## Extrait du texte
Ressuscitée en 2011, huit ans après la sortie du très décrié deuxième épisode Invisible War, la licence Deus Ex a été, on peut le dire, reprise avec panache. Avec Human Revolution, Eidos Montréal a su, sans livrer une copie parfaite, capturer l'essence de ce qui avait fait du tout premier volet un RPG culte. Cinq années et une génération de consoles plus tard, Mankind Divided a la pression. Car il faut entretenir l'héritage. Mais y parvient-il ?
Jusqu'en 2027, les augmentations, quoiqu'un peu flippantes de prime abord, étaient plutôt bien acceptées par la population mondiale. Tant de vies améliorées, voire sauvées grâce à la technologie... Les Steve Austin et autres Super Jaime pouvaient courir les rues sans inquiétude. Au contraire, même : on les enviait. Mais l'Incident a tout changé. Des millions d'hybrides sont devenus fous et se sont mis, à leur corps défendant, à en massacrer des centaines de milliers d'autres. Depuis cette catastrophe, la peur s'est installée. La haine. Nous sommes en 2029 et qui dit "câblé" dit menace potentielle. Comme toujours, les divisions sont un terreau fertile pour faire prospérer les extrêmes. Les personnes modifiées sont mises de côté, malmenées, insultées, parquées dans des ghettos, à la merci de polices souvent corrompues... Et pendant que des puissants prônent le retour à l'humain, des groupuscules refusant toute ségrégation commettent des attentats. Voilà le genre d'ambiance dans laquelle Adam Jensen, membre de la Task Force 29 d'Interpol qui était aux premières loges de l'Incident, va évoluer pour ce RPG teinté d'action, d'infiltration, de piratage et d'interactions sociales.

## Données brutes
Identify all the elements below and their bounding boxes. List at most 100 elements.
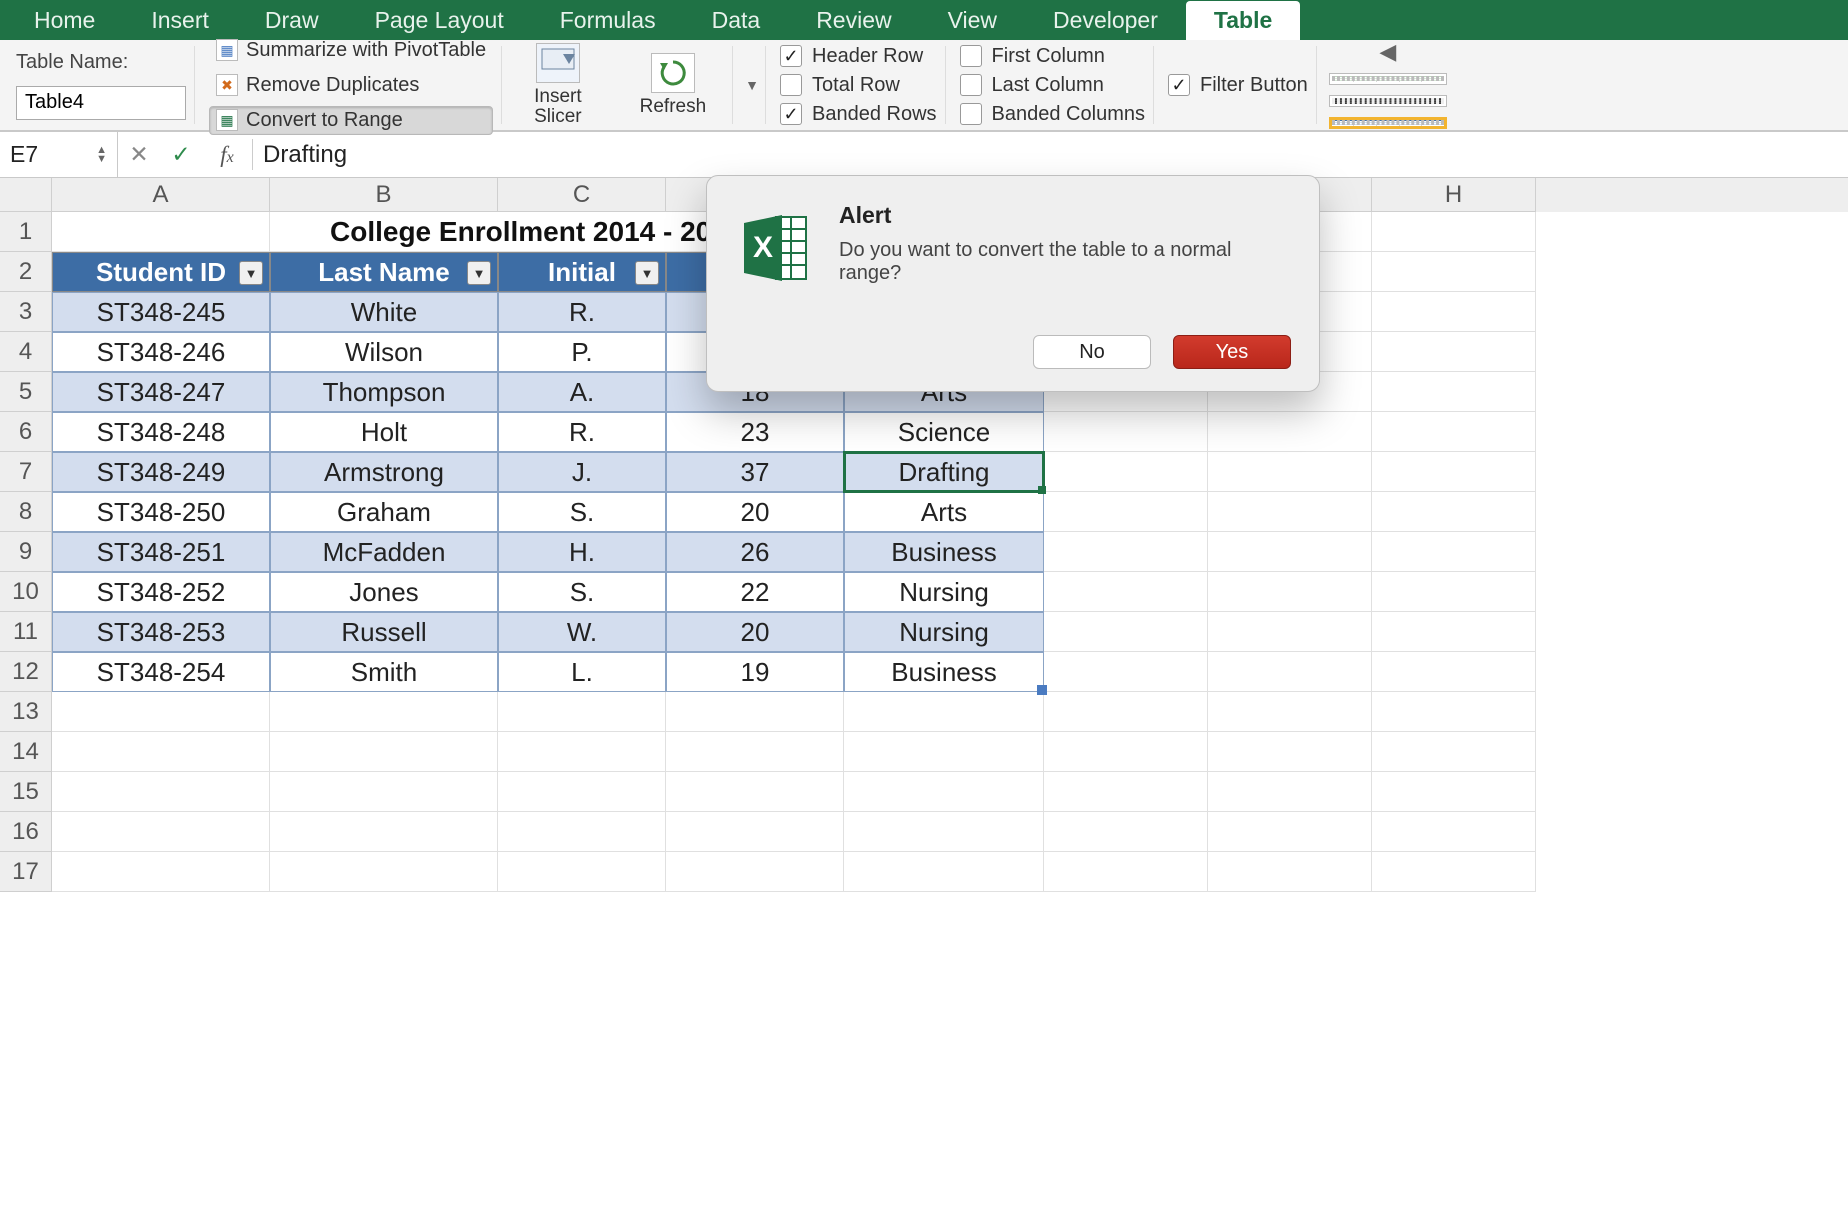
==
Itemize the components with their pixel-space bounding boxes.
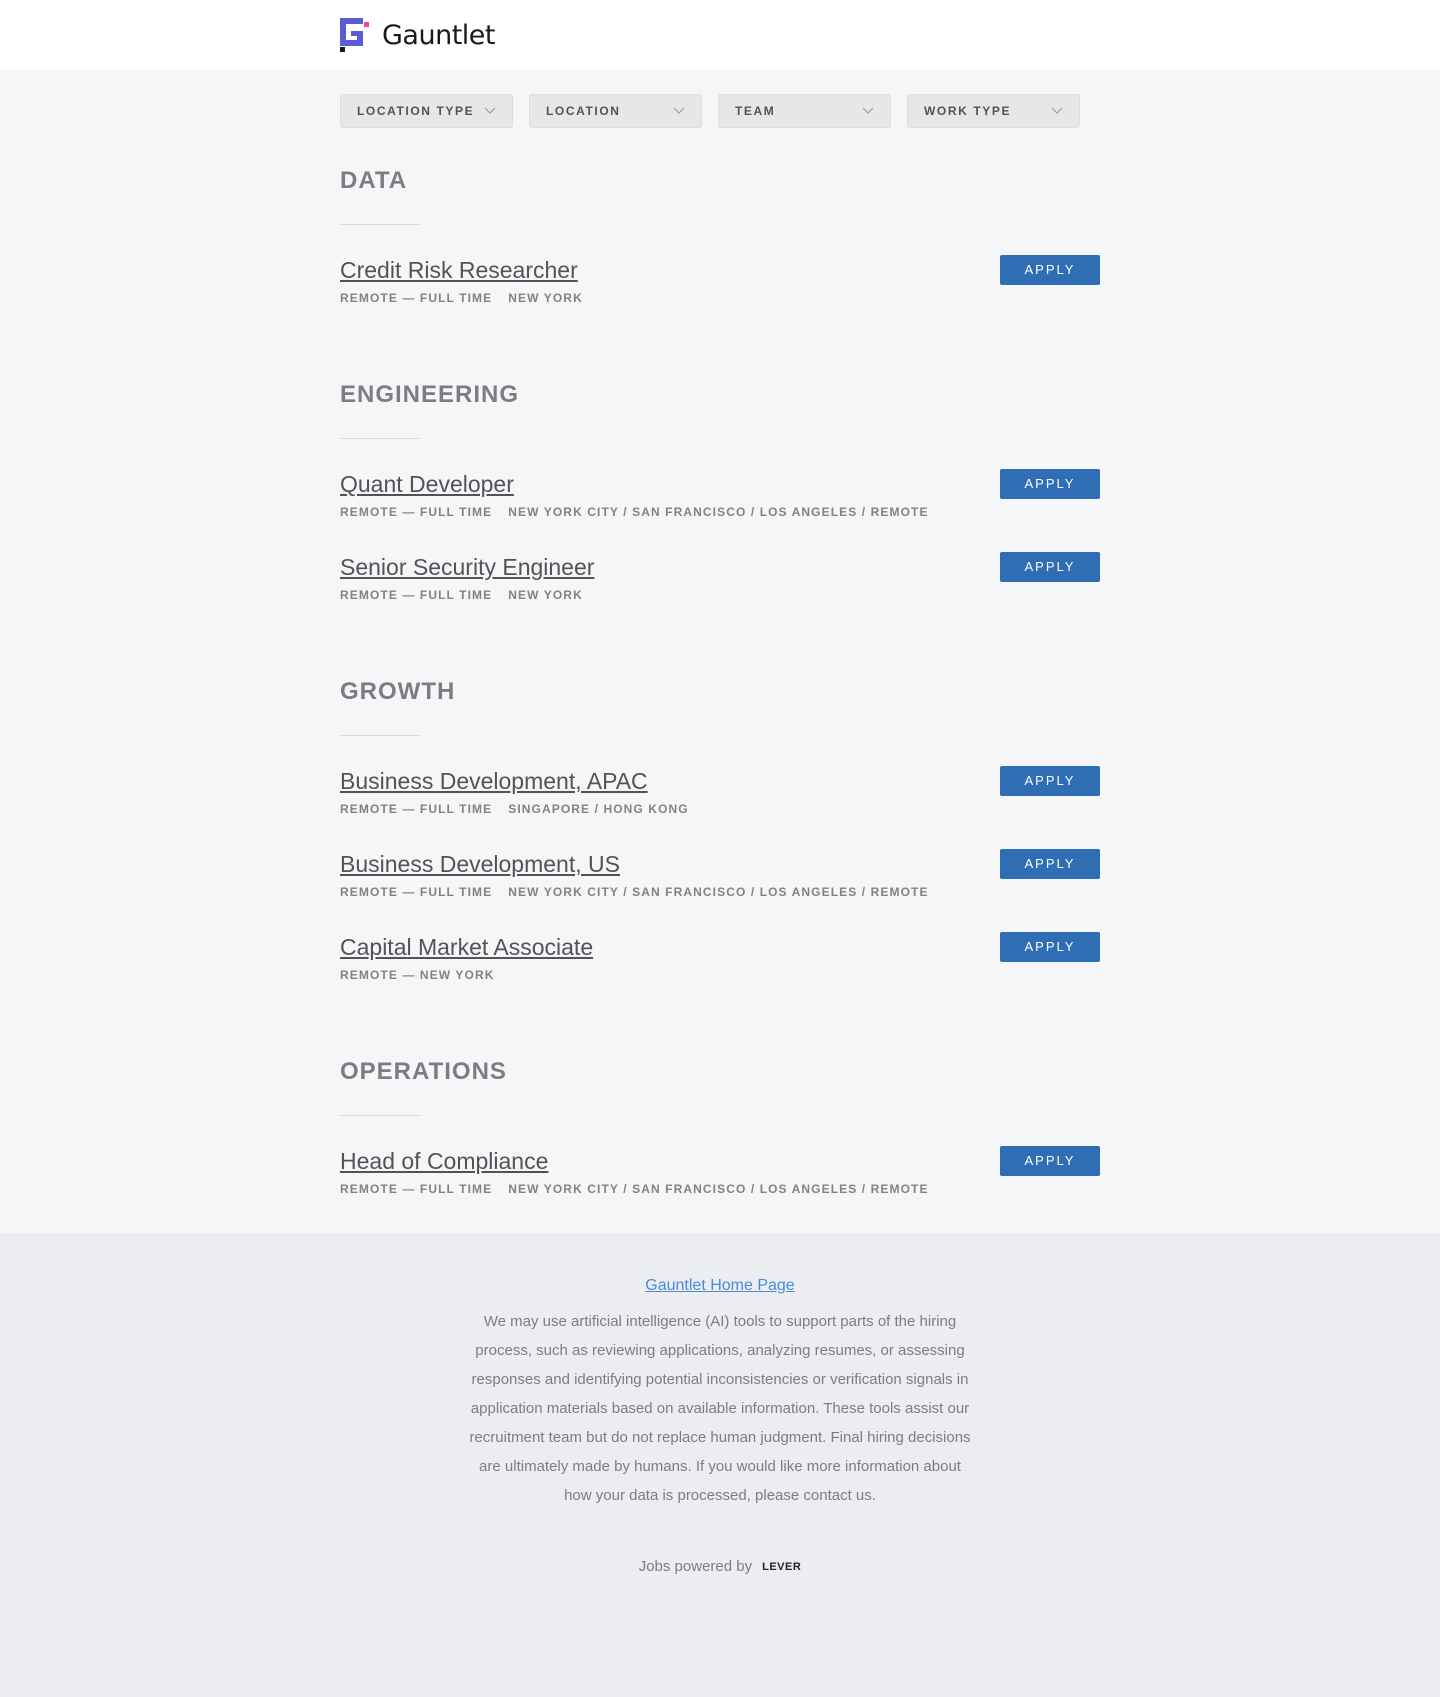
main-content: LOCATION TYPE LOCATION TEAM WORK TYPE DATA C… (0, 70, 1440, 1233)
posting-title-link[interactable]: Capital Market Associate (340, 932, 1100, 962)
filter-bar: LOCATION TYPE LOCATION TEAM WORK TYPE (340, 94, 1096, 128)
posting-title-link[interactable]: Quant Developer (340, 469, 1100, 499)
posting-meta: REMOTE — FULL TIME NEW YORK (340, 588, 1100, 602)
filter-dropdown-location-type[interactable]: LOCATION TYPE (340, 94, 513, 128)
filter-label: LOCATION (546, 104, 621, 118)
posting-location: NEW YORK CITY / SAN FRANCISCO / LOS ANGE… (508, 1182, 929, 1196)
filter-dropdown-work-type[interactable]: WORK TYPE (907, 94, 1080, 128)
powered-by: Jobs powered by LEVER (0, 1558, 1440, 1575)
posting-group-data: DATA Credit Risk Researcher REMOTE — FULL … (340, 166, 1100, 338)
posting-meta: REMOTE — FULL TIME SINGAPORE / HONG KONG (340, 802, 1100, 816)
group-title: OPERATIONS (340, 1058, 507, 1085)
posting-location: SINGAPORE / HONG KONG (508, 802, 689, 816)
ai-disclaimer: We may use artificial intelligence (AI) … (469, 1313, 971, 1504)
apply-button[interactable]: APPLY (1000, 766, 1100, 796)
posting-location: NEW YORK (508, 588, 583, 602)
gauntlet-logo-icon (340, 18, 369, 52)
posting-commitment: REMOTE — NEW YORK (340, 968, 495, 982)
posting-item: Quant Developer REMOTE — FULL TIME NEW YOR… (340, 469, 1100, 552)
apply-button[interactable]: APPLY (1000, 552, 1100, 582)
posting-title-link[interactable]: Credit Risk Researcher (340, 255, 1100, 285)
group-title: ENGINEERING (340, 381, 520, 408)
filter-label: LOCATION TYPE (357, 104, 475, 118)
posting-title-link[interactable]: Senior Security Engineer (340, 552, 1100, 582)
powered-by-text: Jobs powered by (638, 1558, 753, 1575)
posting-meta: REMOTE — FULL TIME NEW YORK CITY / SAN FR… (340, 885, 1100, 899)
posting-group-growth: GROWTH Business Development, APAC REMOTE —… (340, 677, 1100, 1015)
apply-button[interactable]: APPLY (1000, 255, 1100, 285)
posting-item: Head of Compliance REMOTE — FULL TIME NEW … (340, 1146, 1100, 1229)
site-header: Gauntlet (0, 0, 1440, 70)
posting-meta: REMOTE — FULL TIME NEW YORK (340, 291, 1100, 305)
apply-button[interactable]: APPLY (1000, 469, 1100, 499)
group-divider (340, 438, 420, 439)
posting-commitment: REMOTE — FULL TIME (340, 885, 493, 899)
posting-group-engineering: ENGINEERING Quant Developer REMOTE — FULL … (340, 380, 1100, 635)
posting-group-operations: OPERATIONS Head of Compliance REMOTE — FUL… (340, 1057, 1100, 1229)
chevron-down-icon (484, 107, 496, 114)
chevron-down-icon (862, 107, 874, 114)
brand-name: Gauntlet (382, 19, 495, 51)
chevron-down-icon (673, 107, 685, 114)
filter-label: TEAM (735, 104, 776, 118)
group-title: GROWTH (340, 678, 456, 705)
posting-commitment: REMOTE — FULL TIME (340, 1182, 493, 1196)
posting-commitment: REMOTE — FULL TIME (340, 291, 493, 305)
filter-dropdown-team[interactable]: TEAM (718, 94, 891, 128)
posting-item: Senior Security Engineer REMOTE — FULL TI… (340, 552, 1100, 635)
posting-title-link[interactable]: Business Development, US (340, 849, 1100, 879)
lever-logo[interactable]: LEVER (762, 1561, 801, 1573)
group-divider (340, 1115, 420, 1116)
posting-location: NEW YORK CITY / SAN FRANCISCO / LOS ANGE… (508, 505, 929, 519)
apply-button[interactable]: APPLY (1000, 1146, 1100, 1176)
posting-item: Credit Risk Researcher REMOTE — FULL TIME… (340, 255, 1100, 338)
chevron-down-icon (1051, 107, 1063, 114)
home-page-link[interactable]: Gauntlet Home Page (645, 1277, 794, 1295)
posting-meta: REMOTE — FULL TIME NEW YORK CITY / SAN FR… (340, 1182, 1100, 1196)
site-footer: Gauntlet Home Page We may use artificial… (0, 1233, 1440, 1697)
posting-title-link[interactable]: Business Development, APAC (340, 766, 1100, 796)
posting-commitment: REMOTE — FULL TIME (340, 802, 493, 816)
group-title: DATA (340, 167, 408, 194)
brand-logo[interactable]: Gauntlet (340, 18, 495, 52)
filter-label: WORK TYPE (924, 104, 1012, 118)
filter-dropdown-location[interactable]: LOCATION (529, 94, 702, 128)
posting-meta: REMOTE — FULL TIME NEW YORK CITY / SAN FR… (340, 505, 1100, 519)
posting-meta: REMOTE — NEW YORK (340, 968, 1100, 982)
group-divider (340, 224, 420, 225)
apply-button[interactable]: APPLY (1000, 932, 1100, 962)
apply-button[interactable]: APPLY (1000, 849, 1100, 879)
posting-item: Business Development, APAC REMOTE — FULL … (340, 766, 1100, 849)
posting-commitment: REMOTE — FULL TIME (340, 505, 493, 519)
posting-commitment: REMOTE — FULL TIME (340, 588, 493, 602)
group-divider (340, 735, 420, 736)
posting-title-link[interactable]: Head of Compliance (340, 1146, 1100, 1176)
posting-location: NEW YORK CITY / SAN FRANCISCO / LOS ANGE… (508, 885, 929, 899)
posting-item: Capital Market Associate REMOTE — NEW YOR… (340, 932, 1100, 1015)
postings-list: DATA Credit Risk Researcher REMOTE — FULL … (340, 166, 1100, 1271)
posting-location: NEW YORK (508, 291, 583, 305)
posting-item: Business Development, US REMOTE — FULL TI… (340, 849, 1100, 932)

## L'exercice
Pourriez-vous reprendre le passage de l'article sur Deus Ex en commençant à "Ressuscitée en 2011, huit" et en finissant à "y parvient-il ?", en renommant "Eidos Montréal" en "le studio montréalais" ?

## Problème résolu
Ressuscitée en 2011, huit ans après la sortie du très décrié deuxième épisode Invisible War, la licence Deus Ex a été, on peut le dire, reprise avec panache. Avec Human Revolution, le studio montréalais a su, sans livrer une copie parfaite, capturer l'essence de ce qui avait fait du tout premier volet un RPG culte. Cinq années et une génération de consoles plus tard, Mankind Divided a la pression. Car il faut entretenir l'héritage. Mais y parvient-il ?